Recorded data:

◇ ◇ ◇ ◇ ◇

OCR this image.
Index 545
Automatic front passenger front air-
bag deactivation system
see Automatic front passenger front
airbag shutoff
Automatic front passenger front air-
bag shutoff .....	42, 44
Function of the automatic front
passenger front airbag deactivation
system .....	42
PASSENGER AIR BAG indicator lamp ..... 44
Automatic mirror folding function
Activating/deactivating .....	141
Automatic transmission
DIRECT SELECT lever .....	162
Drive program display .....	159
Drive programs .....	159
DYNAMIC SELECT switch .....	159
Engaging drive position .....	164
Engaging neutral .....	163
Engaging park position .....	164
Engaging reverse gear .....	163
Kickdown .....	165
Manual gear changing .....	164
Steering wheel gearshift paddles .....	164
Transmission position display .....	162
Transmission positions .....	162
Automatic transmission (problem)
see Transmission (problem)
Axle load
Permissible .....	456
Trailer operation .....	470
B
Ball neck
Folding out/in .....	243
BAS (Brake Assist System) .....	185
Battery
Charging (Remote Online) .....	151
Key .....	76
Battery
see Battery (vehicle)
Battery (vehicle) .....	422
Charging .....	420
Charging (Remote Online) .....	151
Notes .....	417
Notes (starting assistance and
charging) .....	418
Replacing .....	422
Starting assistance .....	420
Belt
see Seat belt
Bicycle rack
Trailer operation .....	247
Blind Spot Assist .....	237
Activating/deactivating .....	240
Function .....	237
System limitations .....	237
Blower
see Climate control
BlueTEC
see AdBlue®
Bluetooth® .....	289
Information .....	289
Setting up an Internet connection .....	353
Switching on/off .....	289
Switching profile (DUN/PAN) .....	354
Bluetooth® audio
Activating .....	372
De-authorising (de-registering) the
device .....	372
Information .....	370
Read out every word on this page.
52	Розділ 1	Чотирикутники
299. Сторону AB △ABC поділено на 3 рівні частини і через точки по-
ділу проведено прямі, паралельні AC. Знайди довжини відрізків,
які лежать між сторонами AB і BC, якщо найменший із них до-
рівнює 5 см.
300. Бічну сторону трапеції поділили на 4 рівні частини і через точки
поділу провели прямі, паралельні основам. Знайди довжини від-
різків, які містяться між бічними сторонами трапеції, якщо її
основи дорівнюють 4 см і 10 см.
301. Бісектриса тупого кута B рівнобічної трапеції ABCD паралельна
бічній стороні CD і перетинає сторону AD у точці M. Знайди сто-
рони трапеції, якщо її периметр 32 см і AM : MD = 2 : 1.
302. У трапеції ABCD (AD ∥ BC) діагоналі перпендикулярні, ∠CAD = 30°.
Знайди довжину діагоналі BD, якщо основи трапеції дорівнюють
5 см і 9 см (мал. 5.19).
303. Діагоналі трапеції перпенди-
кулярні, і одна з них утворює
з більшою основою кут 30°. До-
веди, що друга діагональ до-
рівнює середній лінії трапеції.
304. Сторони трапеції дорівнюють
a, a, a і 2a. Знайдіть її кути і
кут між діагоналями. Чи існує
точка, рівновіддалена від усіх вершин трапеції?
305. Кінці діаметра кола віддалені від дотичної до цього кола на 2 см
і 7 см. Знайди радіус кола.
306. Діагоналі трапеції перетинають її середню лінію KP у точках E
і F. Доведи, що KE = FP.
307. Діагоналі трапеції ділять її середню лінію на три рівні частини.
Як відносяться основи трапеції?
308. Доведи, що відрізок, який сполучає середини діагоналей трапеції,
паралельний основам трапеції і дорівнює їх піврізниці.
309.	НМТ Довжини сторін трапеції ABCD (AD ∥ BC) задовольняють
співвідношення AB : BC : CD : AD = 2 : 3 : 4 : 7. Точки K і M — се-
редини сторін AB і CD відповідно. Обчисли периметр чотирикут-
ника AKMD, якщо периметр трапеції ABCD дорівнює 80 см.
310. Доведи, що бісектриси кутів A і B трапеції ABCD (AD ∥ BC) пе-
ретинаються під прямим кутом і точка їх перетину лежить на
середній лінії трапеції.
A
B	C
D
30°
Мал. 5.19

◇ ◇ ◇ ◇ ◇

Transcribe the full listing above without leaving anything out.

● RESULT OF THIS TASK
OCR this image.
Index 545
Automatic front passenger front air-
bag deactivation system
see Automatic front passenger front
airbag shutoff
Automatic front passenger front air-
bag shutoff .....	42, 44
Function of the automatic front
passenger front airbag deactivation
system .....	42
PASSENGER AIR BAG indicator lamp ..... 44
Automatic mirror folding function
Activating/deactivating .....	141
Automatic transmission
DIRECT SELECT lever .....	162
Drive program display .....	159
Drive programs .....	159
DYNAMIC SELECT switch .....	159
Engaging drive position .....	164
Engaging neutral .....	163
Engaging park position .....	164
Engaging reverse gear .....	163
Kickdown .....	165
Manual gear changing .....	164
Steering wheel gearshift paddles .....	164
Transmission position display .....	162
Transmission positions .....	162
Automatic transmission (problem)
see Transmission (problem)
Axle load
Permissible .....	456
Trailer operation .....	470
B
Ball neck
Folding out/in .....	243
BAS (Brake Assist System) .....	185
Battery
Charging (Remote Online) .....	151
Key .....	76
Battery
see Battery (vehicle)
Battery (vehicle) .....	422
Charging .....	420
Charging (Remote Online) .....	151
Notes .....	417
Notes (starting assistance and
charging) .....	418
Replacing .....	422
Starting assistance .....	420
Belt
see Seat belt
Bicycle rack
Trailer operation .....	247
Blind Spot Assist .....	237
Activating/deactivating .....	240
Function .....	237
System limitations .....	237
Blower
see Climate control
BlueTEC
see AdBlue®
Bluetooth® .....	289
Information .....	289
Setting up an Internet connection .....	353
Switching on/off .....	289
Switching profile (DUN/PAN) .....	354
Bluetooth® audio
Activating .....	372
De-authorising (de-registering) the
device .....	372
Information .....	370
Read out every word on this page.
52	Розділ 1	Чотирикутники
299. Сторону AB △ABC поділено на 3 рівні частини і через точки по-
ділу проведено прямі, паралельні AC. Знайди довжини відрізків,
які лежать між сторонами AB і BC, якщо найменший із них до-
рівнює 5 см.
300. Бічну сторону трапеції поділили на 4 рівні частини і через точки
поділу провели прямі, паралельні основам. Знайди довжини від-
різків, які містяться між бічними сторонами трапеції, якщо її
основи дорівнюють 4 см і 10 см.
301. Бісектриса тупого кута B рівнобічної трапеції ABCD паралельна
бічній стороні CD і перетинає сторону AD у точці M. Знайди сто-
рони трапеції, якщо її периметр 32 см і AM : MD = 2 : 1.
302. У трапеції ABCD (AD ∥ BC) діагоналі перпендикулярні, ∠CAD = 30°.
Знайди довжину діагоналі BD, якщо основи трапеції дорівнюють
5 см і 9 см (мал. 5.19).
303. Діагоналі трапеції перпенди-
кулярні, і одна з них утворює
з більшою основою кут 30°. До-
веди, що друга діагональ до-
рівнює середній лінії трапеції.
304. Сторони трапеції дорівнюють
a, a, a і 2a. Знайдіть її кути і
кут між діагоналями. Чи існує
точка, рівновіддалена від усіх вершин трапеції?
305. Кінці діаметра кола віддалені від дотичної до цього кола на 2 см
і 7 см. Знайди радіус кола.
306. Діагоналі трапеції перетинають її середню лінію KP у точках E
і F. Доведи, що KE = FP.
307. Діагоналі трапеції ділять її середню лінію на три рівні частини.
Як відносяться основи трапеції?
308. Доведи, що відрізок, який сполучає середини діагоналей трапеції,
паралельний основам трапеції і дорівнює їх піврізниці.
309.	НМТ Довжини сторін трапеції ABCD (AD ∥ BC) задовольняють
співвідношення AB : BC : CD : AD = 2 : 3 : 4 : 7. Точки K і M — се-
редини сторін AB і CD відповідно. Обчисли периметр чотирикут-
ника AKMD, якщо периметр трапеції ABCD дорівнює 80 см.
310. Доведи, що бісектриси кутів A і B трапеції ABCD (AD ∥ BC) пе-
ретинаються під прямим кутом і точка їх перетину лежить на
середній лінії трапеції.
A
B	C
D
30°
Мал. 5.19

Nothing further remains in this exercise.